■ **Instructions for the task**
Each entry has to be copied exactly, with nothing missed.

* begin Data for this task *

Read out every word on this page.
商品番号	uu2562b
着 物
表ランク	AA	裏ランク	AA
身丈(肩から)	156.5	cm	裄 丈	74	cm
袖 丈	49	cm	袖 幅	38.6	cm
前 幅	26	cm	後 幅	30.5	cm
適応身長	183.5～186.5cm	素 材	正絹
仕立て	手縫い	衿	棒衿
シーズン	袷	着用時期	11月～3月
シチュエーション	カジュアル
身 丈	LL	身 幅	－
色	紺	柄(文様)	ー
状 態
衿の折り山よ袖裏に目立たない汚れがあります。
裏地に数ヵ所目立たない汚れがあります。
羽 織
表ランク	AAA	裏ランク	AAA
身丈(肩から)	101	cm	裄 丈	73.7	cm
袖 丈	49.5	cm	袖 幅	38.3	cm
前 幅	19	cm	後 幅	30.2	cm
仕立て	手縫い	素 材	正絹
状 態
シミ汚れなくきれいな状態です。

* end Data for this task *

■ **Task result**
Read out every word on this page.
商品番号	uu2562b
着 物
表ランク	AA	裏ランク	AA
身丈(肩から)	156.5	cm	裄 丈	74	cm
袖 丈	49	cm	袖 幅	38.6	cm
前 幅	26	cm	後 幅	30.5	cm
適応身長	183.5～186.5cm	素 材	正絹
仕立て	手縫い	衿	棒衿
シーズン	袷	着用時期	11月～3月
シチュエーション	カジュアル
身 丈	LL	身 幅	－
色	紺	柄(文様)	ー
状 態
衿の折り山よ袖裏に目立たない汚れがあります。
裏地に数ヵ所目立たない汚れがあります。
羽 織
表ランク	AAA	裏ランク	AAA
身丈(肩から)	101	cm	裄 丈	73.7	cm
袖 丈	49.5	cm	袖 幅	38.3	cm
前 幅	19	cm	後 幅	30.2	cm
仕立て	手縫い	素 材	正絹
状 態
シミ汚れなくきれいな状態です。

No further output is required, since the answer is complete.